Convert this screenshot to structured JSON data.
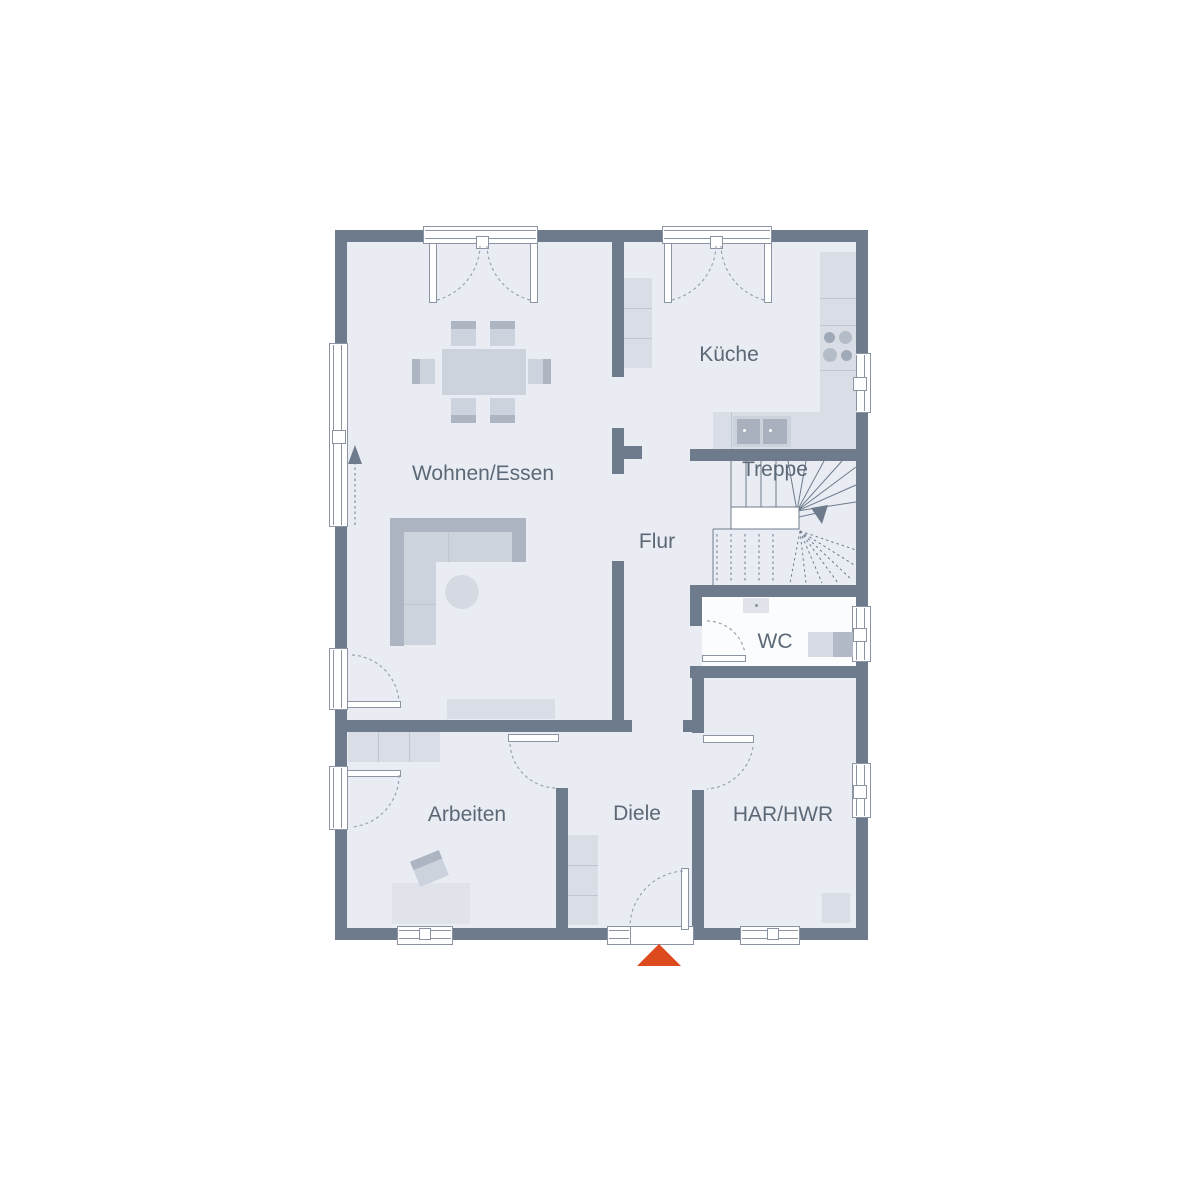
{
  "plan": {
    "type": "floor-plan",
    "rooms": [
      {
        "id": "wohnen-essen",
        "label": "Wohnen/Essen"
      },
      {
        "id": "kueche",
        "label": "Küche"
      },
      {
        "id": "treppe",
        "label": "Treppe"
      },
      {
        "id": "flur",
        "label": "Flur"
      },
      {
        "id": "wc",
        "label": "WC"
      },
      {
        "id": "arbeiten",
        "label": "Arbeiten"
      },
      {
        "id": "diele",
        "label": "Diele"
      },
      {
        "id": "har-hwr",
        "label": "HAR/HWR"
      }
    ]
  },
  "colors": {
    "background": "#ffffff",
    "wall": "#6e7b8c",
    "floor": "#e9edf3",
    "wc_floor": "#fbfcfe",
    "furniture_light": "#d9dde6",
    "furniture_mid": "#cdd3dd",
    "furniture_dark": "#aeb5c2",
    "desk": "#e0e4ea",
    "window_frame": "#8a94a3",
    "line": "#6e7b8c",
    "label_text": "#5c6876",
    "entrance_marker": "#dd4a1e"
  }
}
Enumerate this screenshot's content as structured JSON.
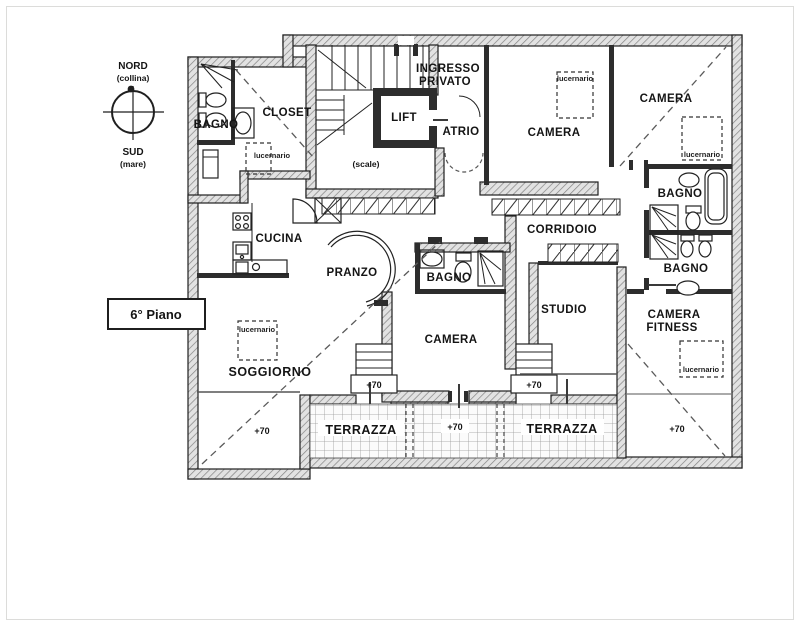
━━━
▸ **What you need to do**
Repeat the records in full, exactly as they appear, without the pictures.

▸ **Expected answer**
Convert this screenshot to structured JSON data.
{
  "plan": {
    "type": "floor-plan",
    "rooms": [
      {
        "id": "wohnen-essen",
        "label": "Wohnen/Essen"
      },
      {
        "id": "kueche",
        "label": "Küche"
      },
      {
        "id": "treppe",
        "label": "Treppe"
      },
      {
        "id": "flur",
        "label": "Flur"
      },
      {
        "id": "wc",
        "label": "WC"
      },
      {
        "id": "arbeiten",
        "label": "Arbeiten"
      },
      {
        "id": "diele",
        "label": "Diele"
      },
      {
        "id": "har-hwr",
        "label": "HAR/HWR"
      }
    ]
  },
  "colors": {
    "background": "#ffffff",
    "wall": "#6e7b8c",
    "floor": "#e9edf3",
    "wc_floor": "#fbfcfe",
    "furniture_light": "#d9dde6",
    "furniture_mid": "#cdd3dd",
    "furniture_dark": "#aeb5c2",
    "desk": "#e0e4ea",
    "window_frame": "#8a94a3",
    "line": "#6e7b8c",
    "label_text": "#5c6876",
    "entrance_marker": "#dd4a1e"
  }
}
Enumerate this screenshot's content as structured JSON.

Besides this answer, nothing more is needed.